It is required that all of the data be written out exactly.
** start of DATA ENTRIES **
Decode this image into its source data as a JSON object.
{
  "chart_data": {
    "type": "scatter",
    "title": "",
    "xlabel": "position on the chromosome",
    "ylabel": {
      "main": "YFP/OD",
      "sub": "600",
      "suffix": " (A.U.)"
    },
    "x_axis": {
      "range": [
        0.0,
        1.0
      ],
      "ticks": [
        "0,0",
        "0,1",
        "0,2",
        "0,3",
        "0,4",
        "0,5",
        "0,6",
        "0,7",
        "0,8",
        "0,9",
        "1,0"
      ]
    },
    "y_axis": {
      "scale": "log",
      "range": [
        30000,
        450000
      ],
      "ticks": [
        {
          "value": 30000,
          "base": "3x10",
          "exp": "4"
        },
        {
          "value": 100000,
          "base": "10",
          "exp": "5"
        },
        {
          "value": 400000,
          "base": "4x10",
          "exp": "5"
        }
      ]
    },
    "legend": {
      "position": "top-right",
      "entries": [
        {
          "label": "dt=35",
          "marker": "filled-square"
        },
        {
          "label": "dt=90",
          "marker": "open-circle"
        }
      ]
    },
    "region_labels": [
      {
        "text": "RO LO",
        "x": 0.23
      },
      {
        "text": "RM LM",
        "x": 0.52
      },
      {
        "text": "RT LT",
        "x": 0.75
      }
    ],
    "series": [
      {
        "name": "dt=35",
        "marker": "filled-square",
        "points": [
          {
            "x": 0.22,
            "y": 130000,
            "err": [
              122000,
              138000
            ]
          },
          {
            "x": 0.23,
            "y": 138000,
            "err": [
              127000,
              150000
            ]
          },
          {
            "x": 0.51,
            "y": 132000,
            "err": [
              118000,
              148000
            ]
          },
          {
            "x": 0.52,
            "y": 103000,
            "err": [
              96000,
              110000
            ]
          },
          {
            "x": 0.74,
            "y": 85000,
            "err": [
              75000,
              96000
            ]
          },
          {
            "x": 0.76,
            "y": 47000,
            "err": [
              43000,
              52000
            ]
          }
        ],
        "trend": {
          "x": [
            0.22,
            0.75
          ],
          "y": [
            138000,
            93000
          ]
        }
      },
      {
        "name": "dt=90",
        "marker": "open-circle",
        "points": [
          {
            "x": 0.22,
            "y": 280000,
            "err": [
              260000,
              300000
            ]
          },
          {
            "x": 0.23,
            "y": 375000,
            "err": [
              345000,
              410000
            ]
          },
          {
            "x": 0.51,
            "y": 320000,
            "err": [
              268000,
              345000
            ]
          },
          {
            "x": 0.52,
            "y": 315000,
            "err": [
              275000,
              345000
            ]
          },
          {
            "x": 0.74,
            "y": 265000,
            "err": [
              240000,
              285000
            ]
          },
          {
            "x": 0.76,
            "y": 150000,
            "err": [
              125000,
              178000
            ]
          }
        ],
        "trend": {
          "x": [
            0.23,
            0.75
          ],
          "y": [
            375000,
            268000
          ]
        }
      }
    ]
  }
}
** end of DATA ENTRIES **
* SOLUTION FOR THIS PROBLEM
Decode this image into its source data as a JSON object.
{
  "chart_data": {
    "type": "scatter",
    "title": "",
    "xlabel": "position on the chromosome",
    "ylabel": {
      "main": "YFP/OD",
      "sub": "600",
      "suffix": " (A.U.)"
    },
    "x_axis": {
      "range": [
        0.0,
        1.0
      ],
      "ticks": [
        "0,0",
        "0,1",
        "0,2",
        "0,3",
        "0,4",
        "0,5",
        "0,6",
        "0,7",
        "0,8",
        "0,9",
        "1,0"
      ]
    },
    "y_axis": {
      "scale": "log",
      "range": [
        30000,
        450000
      ],
      "ticks": [
        {
          "value": 30000,
          "base": "3x10",
          "exp": "4"
        },
        {
          "value": 100000,
          "base": "10",
          "exp": "5"
        },
        {
          "value": 400000,
          "base": "4x10",
          "exp": "5"
        }
      ]
    },
    "legend": {
      "position": "top-right",
      "entries": [
        {
          "label": "dt=35",
          "marker": "filled-square"
        },
        {
          "label": "dt=90",
          "marker": "open-circle"
        }
      ]
    },
    "region_labels": [
      {
        "text": "RO LO",
        "x": 0.23
      },
      {
        "text": "RM LM",
        "x": 0.52
      },
      {
        "text": "RT LT",
        "x": 0.75
      }
    ],
    "series": [
      {
        "name": "dt=35",
        "marker": "filled-square",
        "points": [
          {
            "x": 0.22,
            "y": 130000,
            "err": [
              122000,
              138000
            ]
          },
          {
            "x": 0.23,
            "y": 138000,
            "err": [
              127000,
              150000
            ]
          },
          {
            "x": 0.51,
            "y": 132000,
            "err": [
              118000,
              148000
            ]
          },
          {
            "x": 0.52,
            "y": 103000,
            "err": [
              96000,
              110000
            ]
          },
          {
            "x": 0.74,
            "y": 85000,
            "err": [
              75000,
              96000
            ]
          },
          {
            "x": 0.76,
            "y": 47000,
            "err": [
              43000,
              52000
            ]
          }
        ],
        "trend": {
          "x": [
            0.22,
            0.75
          ],
          "y": [
            138000,
            93000
          ]
        }
      },
      {
        "name": "dt=90",
        "marker": "open-circle",
        "points": [
          {
            "x": 0.22,
            "y": 280000,
            "err": [
              260000,
              300000
            ]
          },
          {
            "x": 0.23,
            "y": 375000,
            "err": [
              345000,
              410000
            ]
          },
          {
            "x": 0.51,
            "y": 320000,
            "err": [
              268000,
              345000
            ]
          },
          {
            "x": 0.52,
            "y": 315000,
            "err": [
              275000,
              345000
            ]
          },
          {
            "x": 0.74,
            "y": 265000,
            "err": [
              240000,
              285000
            ]
          },
          {
            "x": 0.76,
            "y": 150000,
            "err": [
              125000,
              178000
            ]
          }
        ],
        "trend": {
          "x": [
            0.23,
            0.75
          ],
          "y": [
            375000,
            268000
          ]
        }
      }
    ]
  }
}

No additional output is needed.